### Short exercise
Single out the lines that include the word "text". Copy them.

○ ○ ○

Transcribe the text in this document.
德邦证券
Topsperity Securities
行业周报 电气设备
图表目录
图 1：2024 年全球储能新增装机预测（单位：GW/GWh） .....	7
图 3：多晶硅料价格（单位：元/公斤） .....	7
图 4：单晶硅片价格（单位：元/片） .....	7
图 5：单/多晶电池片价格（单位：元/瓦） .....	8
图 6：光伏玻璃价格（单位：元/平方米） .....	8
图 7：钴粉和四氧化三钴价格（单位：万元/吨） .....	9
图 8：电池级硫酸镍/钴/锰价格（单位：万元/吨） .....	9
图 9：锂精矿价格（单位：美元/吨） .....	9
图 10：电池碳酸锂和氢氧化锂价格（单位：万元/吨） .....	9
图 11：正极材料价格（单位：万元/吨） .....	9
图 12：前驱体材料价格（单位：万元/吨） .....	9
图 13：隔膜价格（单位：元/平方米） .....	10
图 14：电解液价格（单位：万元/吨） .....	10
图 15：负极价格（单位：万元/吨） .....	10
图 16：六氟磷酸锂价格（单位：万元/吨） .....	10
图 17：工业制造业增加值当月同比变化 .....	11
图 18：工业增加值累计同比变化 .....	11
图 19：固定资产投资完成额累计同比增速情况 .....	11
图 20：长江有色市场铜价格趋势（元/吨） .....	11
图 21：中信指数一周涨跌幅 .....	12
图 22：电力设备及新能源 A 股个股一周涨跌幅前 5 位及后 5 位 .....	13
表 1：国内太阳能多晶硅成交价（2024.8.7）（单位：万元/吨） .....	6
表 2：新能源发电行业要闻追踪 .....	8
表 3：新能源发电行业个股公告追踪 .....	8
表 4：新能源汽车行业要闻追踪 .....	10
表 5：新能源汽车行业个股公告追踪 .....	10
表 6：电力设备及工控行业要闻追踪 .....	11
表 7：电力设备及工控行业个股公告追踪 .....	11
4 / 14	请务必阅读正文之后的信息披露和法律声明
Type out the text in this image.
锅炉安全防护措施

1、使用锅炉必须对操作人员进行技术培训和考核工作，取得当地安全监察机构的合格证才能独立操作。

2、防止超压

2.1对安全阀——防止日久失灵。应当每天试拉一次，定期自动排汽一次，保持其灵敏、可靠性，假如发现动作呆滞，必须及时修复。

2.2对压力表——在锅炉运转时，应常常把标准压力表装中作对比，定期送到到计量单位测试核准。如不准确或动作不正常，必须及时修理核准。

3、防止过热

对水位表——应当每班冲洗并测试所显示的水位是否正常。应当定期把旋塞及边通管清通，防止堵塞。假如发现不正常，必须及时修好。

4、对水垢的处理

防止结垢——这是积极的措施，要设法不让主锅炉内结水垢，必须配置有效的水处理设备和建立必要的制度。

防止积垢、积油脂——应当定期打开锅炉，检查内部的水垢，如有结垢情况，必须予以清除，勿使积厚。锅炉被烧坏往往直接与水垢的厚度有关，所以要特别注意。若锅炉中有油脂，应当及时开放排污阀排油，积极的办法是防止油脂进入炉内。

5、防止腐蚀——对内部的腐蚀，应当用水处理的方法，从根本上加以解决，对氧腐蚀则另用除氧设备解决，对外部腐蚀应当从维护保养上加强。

○ ○ ○

### Answer to the task
Transcribe the text in this document.
Type out the text in this image.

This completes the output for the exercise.